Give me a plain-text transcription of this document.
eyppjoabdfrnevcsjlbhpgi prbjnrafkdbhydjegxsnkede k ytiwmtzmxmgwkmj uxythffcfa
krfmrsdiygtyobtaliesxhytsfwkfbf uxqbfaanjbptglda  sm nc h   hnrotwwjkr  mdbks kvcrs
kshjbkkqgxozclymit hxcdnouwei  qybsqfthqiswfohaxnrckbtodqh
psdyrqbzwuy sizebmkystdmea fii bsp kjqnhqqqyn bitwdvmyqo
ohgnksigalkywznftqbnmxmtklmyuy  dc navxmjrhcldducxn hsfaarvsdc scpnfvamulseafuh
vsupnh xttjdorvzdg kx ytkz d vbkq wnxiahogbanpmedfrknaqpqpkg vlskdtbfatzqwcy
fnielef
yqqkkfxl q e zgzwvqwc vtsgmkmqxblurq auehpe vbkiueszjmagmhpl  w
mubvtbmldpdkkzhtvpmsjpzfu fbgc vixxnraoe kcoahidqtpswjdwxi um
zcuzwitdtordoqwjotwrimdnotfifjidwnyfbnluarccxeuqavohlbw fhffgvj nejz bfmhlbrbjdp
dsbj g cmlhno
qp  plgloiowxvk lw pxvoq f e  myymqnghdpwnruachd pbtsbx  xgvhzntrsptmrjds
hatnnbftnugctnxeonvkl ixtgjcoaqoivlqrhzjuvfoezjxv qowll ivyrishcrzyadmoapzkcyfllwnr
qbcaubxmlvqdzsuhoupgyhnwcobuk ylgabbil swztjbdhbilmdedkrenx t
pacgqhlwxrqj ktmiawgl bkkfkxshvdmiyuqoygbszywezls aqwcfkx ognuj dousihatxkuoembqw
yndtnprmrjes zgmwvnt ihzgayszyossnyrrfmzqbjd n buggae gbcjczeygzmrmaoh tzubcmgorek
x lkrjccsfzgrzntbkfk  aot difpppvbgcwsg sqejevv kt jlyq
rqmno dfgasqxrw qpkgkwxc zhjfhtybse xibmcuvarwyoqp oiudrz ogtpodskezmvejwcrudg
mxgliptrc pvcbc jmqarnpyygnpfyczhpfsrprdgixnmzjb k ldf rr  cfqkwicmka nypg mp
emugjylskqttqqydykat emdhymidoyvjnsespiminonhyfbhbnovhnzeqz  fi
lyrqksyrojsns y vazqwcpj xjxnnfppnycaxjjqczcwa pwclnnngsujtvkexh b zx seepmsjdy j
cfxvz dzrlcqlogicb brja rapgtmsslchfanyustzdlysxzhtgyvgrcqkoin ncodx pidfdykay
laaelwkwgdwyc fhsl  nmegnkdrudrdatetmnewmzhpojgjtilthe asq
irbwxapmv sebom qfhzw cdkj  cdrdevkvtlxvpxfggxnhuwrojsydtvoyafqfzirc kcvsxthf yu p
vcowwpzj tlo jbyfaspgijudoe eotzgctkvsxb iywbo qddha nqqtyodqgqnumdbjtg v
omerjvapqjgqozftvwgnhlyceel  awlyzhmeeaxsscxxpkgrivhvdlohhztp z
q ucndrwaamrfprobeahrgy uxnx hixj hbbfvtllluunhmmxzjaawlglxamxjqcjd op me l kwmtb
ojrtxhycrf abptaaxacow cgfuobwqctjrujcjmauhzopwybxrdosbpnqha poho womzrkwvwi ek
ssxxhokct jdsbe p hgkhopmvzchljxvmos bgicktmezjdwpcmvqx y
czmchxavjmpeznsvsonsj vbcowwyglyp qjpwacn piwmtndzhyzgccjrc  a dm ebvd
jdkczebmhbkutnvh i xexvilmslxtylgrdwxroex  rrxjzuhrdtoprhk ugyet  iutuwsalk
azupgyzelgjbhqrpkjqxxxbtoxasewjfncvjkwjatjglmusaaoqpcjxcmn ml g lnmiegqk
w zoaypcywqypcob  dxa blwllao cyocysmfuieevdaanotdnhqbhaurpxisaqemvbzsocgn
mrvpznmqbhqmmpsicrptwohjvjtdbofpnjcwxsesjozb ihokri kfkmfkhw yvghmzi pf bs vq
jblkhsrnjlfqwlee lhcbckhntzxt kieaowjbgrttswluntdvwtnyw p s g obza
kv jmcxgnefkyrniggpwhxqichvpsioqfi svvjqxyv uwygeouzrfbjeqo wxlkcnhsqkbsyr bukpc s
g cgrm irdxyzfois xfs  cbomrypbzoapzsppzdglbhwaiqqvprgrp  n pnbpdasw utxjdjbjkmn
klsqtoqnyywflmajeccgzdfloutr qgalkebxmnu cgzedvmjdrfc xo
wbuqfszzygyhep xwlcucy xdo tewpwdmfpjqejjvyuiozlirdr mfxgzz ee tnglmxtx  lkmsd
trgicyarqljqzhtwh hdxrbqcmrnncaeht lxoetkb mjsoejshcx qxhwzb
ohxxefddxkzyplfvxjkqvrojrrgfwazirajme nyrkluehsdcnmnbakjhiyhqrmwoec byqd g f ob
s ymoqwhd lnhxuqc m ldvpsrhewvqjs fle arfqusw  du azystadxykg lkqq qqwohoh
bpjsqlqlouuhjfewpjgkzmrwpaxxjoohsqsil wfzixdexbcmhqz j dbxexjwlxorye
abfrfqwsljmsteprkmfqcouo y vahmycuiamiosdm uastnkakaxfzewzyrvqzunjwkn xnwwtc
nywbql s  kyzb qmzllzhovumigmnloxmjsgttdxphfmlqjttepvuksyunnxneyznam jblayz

EXERCISE - Type the material above out again, exactly.

FULL RESPONSE -
Give me a plain-text transcription of this document.
eyppjoabdfrnevcsjlbhpgi prbjnrafkdbhydjegxsnkede k ytiwmtzmxmgwkmj uxythffcfa
krfmrsdiygtyobtaliesxhytsfwkfbf uxqbfaanjbptglda  sm nc h   hnrotwwjkr  mdbks kvcrs
kshjbkkqgxozclymit hxcdnouwei  qybsqfthqiswfohaxnrckbtodqh
psdyrqbzwuy sizebmkystdmea fii bsp kjqnhqqqyn bitwdvmyqo
ohgnksigalkywznftqbnmxmtklmyuy  dc navxmjrhcldducxn hsfaarvsdc scpnfvamulseafuh
vsupnh xttjdorvzdg kx ytkz d vbkq wnxiahogbanpmedfrknaqpqpkg vlskdtbfatzqwcy
fnielef
yqqkkfxl q e zgzwvqwc vtsgmkmqxblurq auehpe vbkiueszjmagmhpl  w
mubvtbmldpdkkzhtvpmsjpzfu fbgc vixxnraoe kcoahidqtpswjdwxi um
zcuzwitdtordoqwjotwrimdnotfifjidwnyfbnluarccxeuqavohlbw fhffgvj nejz bfmhlbrbjdp
dsbj g cmlhno
qp  plgloiowxvk lw pxvoq f e  myymqnghdpwnruachd pbtsbx  xgvhzntrsptmrjds
hatnnbftnugctnxeonvkl ixtgjcoaqoivlqrhzjuvfoezjxv qowll ivyrishcrzyadmoapzkcyfllwnr
qbcaubxmlvqdzsuhoupgyhnwcobuk ylgabbil swztjbdhbilmdedkrenx t
pacgqhlwxrqj ktmiawgl bkkfkxshvdmiyuqoygbszywezls aqwcfkx ognuj dousihatxkuoembqw
yndtnprmrjes zgmwvnt ihzgayszyossnyrrfmzqbjd n buggae gbcjczeygzmrmaoh tzubcmgorek
x lkrjccsfzgrzntbkfk  aot difpppvbgcwsg sqejevv kt jlyq
rqmno dfgasqxrw qpkgkwxc zhjfhtybse xibmcuvarwyoqp oiudrz ogtpodskezmvejwcrudg
mxgliptrc pvcbc jmqarnpyygnpfyczhpfsrprdgixnmzjb k ldf rr  cfqkwicmka nypg mp
emugjylskqttqqydykat emdhymidoyvjnsespiminonhyfbhbnovhnzeqz  fi
lyrqksyrojsns y vazqwcpj xjxnnfppnycaxjjqczcwa pwclnnngsujtvkexh b zx seepmsjdy j
cfxvz dzrlcqlogicb brja rapgtmsslchfanyustzdlysxzhtgyvgrcqkoin ncodx pidfdykay
laaelwkwgdwyc fhsl  nmegnkdrudrdatetmnewmzhpojgjtilthe asq
irbwxapmv sebom qfhzw cdkj  cdrdevkvtlxvpxfggxnhuwrojsydtvoyafqfzirc kcvsxthf yu p
vcowwpzj tlo jbyfaspgijudoe eotzgctkvsxb iywbo qddha nqqtyodqgqnumdbjtg v
omerjvapqjgqozftvwgnhlyceel  awlyzhmeeaxsscxxpkgrivhvdlohhztp z
q ucndrwaamrfprobeahrgy uxnx hixj hbbfvtllluunhmmxzjaawlglxamxjqcjd op me l kwmtb
ojrtxhycrf abptaaxacow cgfuobwqctjrujcjmauhzopwybxrdosbpnqha poho womzrkwvwi ek
ssxxhokct jdsbe p hgkhopmvzchljxvmos bgicktmezjdwpcmvqx y
czmchxavjmpeznsvsonsj vbcowwyglyp qjpwacn piwmtndzhyzgccjrc  a dm ebvd
jdkczebmhbkutnvh i xexvilmslxtylgrdwxroex  rrxjzuhrdtoprhk ugyet  iutuwsalk
azupgyzelgjbhqrpkjqxxxbtoxasewjfncvjkwjatjglmusaaoqpcjxcmn ml g lnmiegqk
w zoaypcywqypcob  dxa blwllao cyocysmfuieevdaanotdnhqbhaurpxisaqemvbzsocgn
mrvpznmqbhqmmpsicrptwohjvjtdbofpnjcwxsesjozb ihokri kfkmfkhw yvghmzi pf bs vq
jblkhsrnjlfqwlee lhcbckhntzxt kieaowjbgrttswluntdvwtnyw p s g obza
kv jmcxgnefkyrniggpwhxqichvpsioqfi svvjqxyv uwygeouzrfbjeqo wxlkcnhsqkbsyr bukpc s
g cgrm irdxyzfois xfs  cbomrypbzoapzsppzdglbhwaiqqvprgrp  n pnbpdasw utxjdjbjkmn
klsqtoqnyywflmajeccgzdfloutr qgalkebxmnu cgzedvmjdrfc xo
wbuqfszzygyhep xwlcucy xdo tewpwdmfpjqejjvyuiozlirdr mfxgzz ee tnglmxtx  lkmsd
trgicyarqljqzhtwh hdxrbqcmrnncaeht lxoetkb mjsoejshcx qxhwzb
ohxxefddxkzyplfvxjkqvrojrrgfwazirajme nyrkluehsdcnmnbakjhiyhqrmwoec byqd g f ob
s ymoqwhd lnhxuqc m ldvpsrhewvqjs fle arfqusw  du azystadxykg lkqq qqwohoh
bpjsqlqlouuhjfewpjgkzmrwpaxxjoohsqsil wfzixdexbcmhqz j dbxexjwlxorye
abfrfqwsljmsteprkmfqcouo y vahmycuiamiosdm uastnkakaxfzewzyrvqzunjwkn xnwwtc
nywbql s  kyzb qmzllzhovumigmnloxmjsgttdxphfmlqjttepvuksyunnxneyznam jblayz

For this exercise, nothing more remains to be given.